START Stored data

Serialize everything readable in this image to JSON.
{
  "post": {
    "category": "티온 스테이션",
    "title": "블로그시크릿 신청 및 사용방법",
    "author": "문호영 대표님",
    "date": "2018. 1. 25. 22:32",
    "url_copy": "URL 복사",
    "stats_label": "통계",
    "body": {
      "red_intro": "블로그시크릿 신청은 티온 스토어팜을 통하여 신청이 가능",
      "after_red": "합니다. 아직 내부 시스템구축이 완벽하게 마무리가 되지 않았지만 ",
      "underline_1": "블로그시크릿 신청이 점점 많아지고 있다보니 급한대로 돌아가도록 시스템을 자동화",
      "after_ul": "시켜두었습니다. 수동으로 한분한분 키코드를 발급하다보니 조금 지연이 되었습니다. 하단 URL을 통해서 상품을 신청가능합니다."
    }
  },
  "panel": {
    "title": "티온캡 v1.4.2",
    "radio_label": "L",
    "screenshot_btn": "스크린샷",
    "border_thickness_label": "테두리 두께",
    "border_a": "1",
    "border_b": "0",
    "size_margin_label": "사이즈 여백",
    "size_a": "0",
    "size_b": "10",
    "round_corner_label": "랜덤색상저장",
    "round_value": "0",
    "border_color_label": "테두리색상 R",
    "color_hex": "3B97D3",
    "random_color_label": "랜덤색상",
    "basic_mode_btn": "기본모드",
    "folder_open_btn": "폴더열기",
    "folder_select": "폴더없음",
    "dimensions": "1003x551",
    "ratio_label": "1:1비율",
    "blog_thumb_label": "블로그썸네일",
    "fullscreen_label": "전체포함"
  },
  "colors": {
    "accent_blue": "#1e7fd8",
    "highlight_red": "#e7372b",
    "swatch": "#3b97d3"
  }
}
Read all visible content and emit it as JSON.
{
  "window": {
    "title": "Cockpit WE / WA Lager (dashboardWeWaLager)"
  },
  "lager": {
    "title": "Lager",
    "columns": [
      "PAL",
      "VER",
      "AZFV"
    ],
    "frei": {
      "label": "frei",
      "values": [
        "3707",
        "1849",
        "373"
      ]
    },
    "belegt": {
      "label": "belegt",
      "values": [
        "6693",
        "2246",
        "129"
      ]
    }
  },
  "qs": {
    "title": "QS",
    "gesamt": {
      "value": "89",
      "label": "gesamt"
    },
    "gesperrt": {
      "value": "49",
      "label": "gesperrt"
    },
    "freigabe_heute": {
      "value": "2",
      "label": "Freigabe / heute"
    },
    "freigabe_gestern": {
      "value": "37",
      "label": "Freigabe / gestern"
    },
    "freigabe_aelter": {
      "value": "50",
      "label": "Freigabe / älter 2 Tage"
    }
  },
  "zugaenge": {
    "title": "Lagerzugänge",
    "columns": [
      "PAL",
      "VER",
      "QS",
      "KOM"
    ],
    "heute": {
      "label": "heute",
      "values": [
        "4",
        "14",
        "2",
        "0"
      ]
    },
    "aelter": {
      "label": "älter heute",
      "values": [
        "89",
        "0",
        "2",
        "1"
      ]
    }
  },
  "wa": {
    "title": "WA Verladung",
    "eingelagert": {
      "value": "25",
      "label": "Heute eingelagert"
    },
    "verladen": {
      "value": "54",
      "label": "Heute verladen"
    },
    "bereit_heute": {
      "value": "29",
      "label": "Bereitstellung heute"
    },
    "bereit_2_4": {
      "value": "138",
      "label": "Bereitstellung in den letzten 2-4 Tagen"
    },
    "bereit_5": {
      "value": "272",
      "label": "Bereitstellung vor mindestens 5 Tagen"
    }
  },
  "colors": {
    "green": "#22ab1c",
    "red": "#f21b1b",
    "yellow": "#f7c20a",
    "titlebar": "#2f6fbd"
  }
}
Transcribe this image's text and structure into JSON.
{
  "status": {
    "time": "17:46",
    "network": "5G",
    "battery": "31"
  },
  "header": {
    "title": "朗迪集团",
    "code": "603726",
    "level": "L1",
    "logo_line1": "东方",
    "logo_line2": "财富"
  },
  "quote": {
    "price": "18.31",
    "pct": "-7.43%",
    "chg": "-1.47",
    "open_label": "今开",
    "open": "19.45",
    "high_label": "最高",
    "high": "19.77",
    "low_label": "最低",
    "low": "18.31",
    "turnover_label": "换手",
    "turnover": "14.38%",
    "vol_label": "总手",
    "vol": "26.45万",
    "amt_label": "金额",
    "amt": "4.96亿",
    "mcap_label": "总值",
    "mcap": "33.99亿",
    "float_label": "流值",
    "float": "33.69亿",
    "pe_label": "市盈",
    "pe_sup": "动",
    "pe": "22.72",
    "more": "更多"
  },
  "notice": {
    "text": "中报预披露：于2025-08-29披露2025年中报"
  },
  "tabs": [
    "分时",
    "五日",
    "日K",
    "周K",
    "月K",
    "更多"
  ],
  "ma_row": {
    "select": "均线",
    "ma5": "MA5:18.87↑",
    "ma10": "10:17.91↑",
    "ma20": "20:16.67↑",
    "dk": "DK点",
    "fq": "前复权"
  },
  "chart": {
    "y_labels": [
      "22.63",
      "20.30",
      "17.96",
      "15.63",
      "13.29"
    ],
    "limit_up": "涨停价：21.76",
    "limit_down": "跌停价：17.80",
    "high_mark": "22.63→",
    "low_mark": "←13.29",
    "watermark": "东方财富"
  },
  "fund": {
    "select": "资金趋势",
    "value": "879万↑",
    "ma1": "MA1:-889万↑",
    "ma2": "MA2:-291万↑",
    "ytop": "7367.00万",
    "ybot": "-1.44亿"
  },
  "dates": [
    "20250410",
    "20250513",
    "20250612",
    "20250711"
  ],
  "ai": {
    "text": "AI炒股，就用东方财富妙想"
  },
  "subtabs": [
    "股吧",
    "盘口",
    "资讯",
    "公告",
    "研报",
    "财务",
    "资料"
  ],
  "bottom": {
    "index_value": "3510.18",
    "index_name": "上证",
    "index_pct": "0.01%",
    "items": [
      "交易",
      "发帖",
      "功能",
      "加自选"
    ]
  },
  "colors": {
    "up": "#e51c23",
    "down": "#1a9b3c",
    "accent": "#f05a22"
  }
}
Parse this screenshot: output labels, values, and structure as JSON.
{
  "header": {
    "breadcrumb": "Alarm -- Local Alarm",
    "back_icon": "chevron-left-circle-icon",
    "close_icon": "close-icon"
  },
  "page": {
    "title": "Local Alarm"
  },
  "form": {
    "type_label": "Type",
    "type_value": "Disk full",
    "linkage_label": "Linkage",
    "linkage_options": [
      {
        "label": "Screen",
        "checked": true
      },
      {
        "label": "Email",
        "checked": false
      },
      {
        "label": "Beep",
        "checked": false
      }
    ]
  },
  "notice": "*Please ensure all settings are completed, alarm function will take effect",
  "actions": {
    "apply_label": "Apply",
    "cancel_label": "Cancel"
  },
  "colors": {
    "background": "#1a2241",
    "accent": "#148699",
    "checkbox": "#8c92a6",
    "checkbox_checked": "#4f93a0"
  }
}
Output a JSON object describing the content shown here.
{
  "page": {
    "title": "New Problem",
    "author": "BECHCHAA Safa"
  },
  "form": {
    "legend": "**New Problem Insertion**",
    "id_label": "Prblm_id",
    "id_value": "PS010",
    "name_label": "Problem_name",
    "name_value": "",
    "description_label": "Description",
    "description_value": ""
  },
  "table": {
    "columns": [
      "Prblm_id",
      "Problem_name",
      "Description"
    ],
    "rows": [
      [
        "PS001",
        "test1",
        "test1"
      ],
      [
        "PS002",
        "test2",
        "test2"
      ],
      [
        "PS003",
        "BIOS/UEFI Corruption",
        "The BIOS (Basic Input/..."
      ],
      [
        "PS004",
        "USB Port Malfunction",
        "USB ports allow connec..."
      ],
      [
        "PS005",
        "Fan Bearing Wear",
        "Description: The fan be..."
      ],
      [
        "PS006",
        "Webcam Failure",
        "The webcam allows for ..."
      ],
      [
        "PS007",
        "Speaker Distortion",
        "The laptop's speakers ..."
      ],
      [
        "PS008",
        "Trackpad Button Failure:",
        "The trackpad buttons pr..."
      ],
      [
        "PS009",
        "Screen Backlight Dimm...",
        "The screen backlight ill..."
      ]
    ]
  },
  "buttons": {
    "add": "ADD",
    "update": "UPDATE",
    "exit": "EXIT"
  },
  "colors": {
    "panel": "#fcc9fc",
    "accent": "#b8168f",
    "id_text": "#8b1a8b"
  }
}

END Stored data

*Requirements*.
Tell how many lines in the records above contain "this", giving the number and no other words.

*Output of the task*.
3